#### [What is required]
Give all of the lines again, with nothing added or dropped.

#### [Data for the task]
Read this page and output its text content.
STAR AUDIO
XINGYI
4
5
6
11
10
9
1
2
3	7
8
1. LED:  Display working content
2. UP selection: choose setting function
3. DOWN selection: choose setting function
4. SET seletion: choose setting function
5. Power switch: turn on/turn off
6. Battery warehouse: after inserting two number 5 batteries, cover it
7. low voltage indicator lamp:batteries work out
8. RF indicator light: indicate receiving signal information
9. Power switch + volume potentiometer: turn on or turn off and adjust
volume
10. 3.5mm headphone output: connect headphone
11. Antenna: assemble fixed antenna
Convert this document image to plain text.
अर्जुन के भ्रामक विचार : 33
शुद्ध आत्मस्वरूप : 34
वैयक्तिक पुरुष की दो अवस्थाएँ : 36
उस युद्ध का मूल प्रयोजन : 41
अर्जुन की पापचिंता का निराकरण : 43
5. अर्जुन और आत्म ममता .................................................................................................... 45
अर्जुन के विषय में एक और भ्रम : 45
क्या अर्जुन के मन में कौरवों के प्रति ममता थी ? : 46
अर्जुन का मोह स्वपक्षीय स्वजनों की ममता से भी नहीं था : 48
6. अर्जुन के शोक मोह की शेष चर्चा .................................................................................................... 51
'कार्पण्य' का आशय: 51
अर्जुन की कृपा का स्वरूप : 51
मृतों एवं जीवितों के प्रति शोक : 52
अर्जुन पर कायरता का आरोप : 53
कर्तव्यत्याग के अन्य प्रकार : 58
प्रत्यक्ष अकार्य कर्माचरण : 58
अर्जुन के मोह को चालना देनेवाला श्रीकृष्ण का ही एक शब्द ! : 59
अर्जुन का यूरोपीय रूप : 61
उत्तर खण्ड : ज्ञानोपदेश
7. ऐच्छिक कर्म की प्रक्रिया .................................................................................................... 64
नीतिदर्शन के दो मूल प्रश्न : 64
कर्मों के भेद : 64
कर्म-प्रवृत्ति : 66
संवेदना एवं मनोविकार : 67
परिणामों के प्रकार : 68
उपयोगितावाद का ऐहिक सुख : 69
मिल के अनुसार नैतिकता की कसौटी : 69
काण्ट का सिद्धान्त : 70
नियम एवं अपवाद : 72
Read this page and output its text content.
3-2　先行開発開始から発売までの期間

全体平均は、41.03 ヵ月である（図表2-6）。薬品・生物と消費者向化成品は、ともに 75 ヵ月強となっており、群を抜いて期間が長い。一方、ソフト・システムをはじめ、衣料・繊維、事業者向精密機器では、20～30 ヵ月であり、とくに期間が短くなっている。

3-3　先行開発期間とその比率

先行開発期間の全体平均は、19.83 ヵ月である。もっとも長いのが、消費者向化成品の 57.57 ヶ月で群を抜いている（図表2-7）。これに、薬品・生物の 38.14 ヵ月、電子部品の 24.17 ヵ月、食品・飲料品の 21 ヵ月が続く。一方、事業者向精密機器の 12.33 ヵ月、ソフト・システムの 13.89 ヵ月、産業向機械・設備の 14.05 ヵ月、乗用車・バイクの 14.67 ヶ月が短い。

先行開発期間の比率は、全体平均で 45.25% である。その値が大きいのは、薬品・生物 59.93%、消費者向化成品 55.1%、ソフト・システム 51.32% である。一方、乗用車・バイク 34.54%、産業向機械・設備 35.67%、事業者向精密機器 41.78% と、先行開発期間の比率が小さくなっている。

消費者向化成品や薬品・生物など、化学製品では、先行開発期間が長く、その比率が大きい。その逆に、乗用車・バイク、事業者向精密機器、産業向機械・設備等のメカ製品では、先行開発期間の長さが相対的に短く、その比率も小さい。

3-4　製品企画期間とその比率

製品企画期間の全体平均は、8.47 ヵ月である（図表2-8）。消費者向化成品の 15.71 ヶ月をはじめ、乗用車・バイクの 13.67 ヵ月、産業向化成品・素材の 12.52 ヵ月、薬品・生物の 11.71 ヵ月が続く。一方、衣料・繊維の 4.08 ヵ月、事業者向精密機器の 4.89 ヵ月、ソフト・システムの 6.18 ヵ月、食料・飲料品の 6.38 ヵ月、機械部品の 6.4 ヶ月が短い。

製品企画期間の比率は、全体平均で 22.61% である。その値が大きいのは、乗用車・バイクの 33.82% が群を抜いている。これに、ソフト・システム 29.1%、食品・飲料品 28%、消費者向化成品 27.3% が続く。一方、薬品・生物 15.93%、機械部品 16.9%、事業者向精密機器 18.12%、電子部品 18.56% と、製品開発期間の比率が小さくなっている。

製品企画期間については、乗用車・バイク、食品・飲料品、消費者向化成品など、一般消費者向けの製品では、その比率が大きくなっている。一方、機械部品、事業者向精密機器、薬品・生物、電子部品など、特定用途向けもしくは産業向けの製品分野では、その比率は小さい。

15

#### [Result for this task]
Read this page and output its text content.
STAR AUDIO
XINGYI
4
5
6
11
10
9
1
2
3	7
8
1. LED:  Display working content
2. UP selection: choose setting function
3. DOWN selection: choose setting function
4. SET seletion: choose setting function
5. Power switch: turn on/turn off
6. Battery warehouse: after inserting two number 5 batteries, cover it
7. low voltage indicator lamp:batteries work out
8. RF indicator light: indicate receiving signal information
9. Power switch + volume potentiometer: turn on or turn off and adjust
volume
10. 3.5mm headphone output: connect headphone
11. Antenna: assemble fixed antenna
Convert this document image to plain text.
अर्जुन के भ्रामक विचार : 33
शुद्ध आत्मस्वरूप : 34
वैयक्तिक पुरुष की दो अवस्थाएँ : 36
उस युद्ध का मूल प्रयोजन : 41
अर्जुन की पापचिंता का निराकरण : 43
5. अर्जुन और आत्म ममता .................................................................................................... 45
अर्जुन के विषय में एक और भ्रम : 45
क्या अर्जुन के मन में कौरवों के प्रति ममता थी ? : 46
अर्जुन का मोह स्वपक्षीय स्वजनों की ममता से भी नहीं था : 48
6. अर्जुन के शोक मोह की शेष चर्चा .................................................................................................... 51
'कार्पण्य' का आशय: 51
अर्जुन की कृपा का स्वरूप : 51
मृतों एवं जीवितों के प्रति शोक : 52
अर्जुन पर कायरता का आरोप : 53
कर्तव्यत्याग के अन्य प्रकार : 58
प्रत्यक्ष अकार्य कर्माचरण : 58
अर्जुन के मोह को चालना देनेवाला श्रीकृष्ण का ही एक शब्द ! : 59
अर्जुन का यूरोपीय रूप : 61
उत्तर खण्ड : ज्ञानोपदेश
7. ऐच्छिक कर्म की प्रक्रिया .................................................................................................... 64
नीतिदर्शन के दो मूल प्रश्न : 64
कर्मों के भेद : 64
कर्म-प्रवृत्ति : 66
संवेदना एवं मनोविकार : 67
परिणामों के प्रकार : 68
उपयोगितावाद का ऐहिक सुख : 69
मिल के अनुसार नैतिकता की कसौटी : 69
काण्ट का सिद्धान्त : 70
नियम एवं अपवाद : 72
Read this page and output its text content.
3-2　先行開発開始から発売までの期間

全体平均は、41.03 ヵ月である（図表2-6）。薬品・生物と消費者向化成品は、ともに 75 ヵ月強となっており、群を抜いて期間が長い。一方、ソフト・システムをはじめ、衣料・繊維、事業者向精密機器では、20～30 ヵ月であり、とくに期間が短くなっている。

3-3　先行開発期間とその比率

先行開発期間の全体平均は、19.83 ヵ月である。もっとも長いのが、消費者向化成品の 57.57 ヶ月で群を抜いている（図表2-7）。これに、薬品・生物の 38.14 ヵ月、電子部品の 24.17 ヵ月、食品・飲料品の 21 ヵ月が続く。一方、事業者向精密機器の 12.33 ヵ月、ソフト・システムの 13.89 ヵ月、産業向機械・設備の 14.05 ヵ月、乗用車・バイクの 14.67 ヶ月が短い。

先行開発期間の比率は、全体平均で 45.25% である。その値が大きいのは、薬品・生物 59.93%、消費者向化成品 55.1%、ソフト・システム 51.32% である。一方、乗用車・バイク 34.54%、産業向機械・設備 35.67%、事業者向精密機器 41.78% と、先行開発期間の比率が小さくなっている。

消費者向化成品や薬品・生物など、化学製品では、先行開発期間が長く、その比率が大きい。その逆に、乗用車・バイク、事業者向精密機器、産業向機械・設備等のメカ製品では、先行開発期間の長さが相対的に短く、その比率も小さい。

3-4　製品企画期間とその比率

製品企画期間の全体平均は、8.47 ヵ月である（図表2-8）。消費者向化成品の 15.71 ヶ月をはじめ、乗用車・バイクの 13.67 ヵ月、産業向化成品・素材の 12.52 ヵ月、薬品・生物の 11.71 ヵ月が続く。一方、衣料・繊維の 4.08 ヵ月、事業者向精密機器の 4.89 ヵ月、ソフト・システムの 6.18 ヵ月、食料・飲料品の 6.38 ヵ月、機械部品の 6.4 ヶ月が短い。

製品企画期間の比率は、全体平均で 22.61% である。その値が大きいのは、乗用車・バイクの 33.82% が群を抜いている。これに、ソフト・システム 29.1%、食品・飲料品 28%、消費者向化成品 27.3% が続く。一方、薬品・生物 15.93%、機械部品 16.9%、事業者向精密機器 18.12%、電子部品 18.56% と、製品開発期間の比率が小さくなっている。

製品企画期間については、乗用車・バイク、食品・飲料品、消費者向化成品など、一般消費者向けの製品では、その比率が大きくなっている。一方、機械部品、事業者向精密機器、薬品・生物、電子部品など、特定用途向けもしくは産業向けの製品分野では、その比率は小さい。

15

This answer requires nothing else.